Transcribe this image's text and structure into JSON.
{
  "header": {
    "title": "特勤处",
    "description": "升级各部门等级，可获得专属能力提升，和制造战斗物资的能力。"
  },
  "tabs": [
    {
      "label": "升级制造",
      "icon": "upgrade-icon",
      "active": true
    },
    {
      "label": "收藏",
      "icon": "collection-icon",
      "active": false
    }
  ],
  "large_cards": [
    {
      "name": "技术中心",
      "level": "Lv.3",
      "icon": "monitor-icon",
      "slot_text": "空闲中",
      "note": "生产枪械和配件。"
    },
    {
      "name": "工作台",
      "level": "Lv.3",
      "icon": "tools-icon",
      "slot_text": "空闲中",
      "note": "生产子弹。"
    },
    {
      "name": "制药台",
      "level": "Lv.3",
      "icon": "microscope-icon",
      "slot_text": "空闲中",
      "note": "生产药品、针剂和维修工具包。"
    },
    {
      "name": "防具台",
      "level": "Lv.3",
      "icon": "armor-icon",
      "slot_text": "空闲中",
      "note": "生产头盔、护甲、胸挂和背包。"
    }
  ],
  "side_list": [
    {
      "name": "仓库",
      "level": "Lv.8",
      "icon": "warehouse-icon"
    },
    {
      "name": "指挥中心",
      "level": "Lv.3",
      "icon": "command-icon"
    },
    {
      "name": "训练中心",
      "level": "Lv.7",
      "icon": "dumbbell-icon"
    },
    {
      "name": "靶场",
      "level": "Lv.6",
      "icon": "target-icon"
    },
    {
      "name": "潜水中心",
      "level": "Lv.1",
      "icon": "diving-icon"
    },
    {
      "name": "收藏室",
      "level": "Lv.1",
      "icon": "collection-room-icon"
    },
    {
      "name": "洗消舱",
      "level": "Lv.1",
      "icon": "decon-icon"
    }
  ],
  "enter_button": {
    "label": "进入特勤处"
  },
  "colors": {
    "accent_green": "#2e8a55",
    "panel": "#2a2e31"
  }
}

▶ [TASK INSTRUCTIONS]:
Extract every line containing the string "name" from the material.

▶ [FULL ANSWER]:
      "name": "技术中心",
      "name": "工作台",
      "name": "制药台",
      "name": "防具台",
      "name": "仓库",
      "name": "指挥中心",
      "name": "训练中心",
      "name": "靶场",
      "name": "潜水中心",
      "name": "收藏室",
      "name": "洗消舱",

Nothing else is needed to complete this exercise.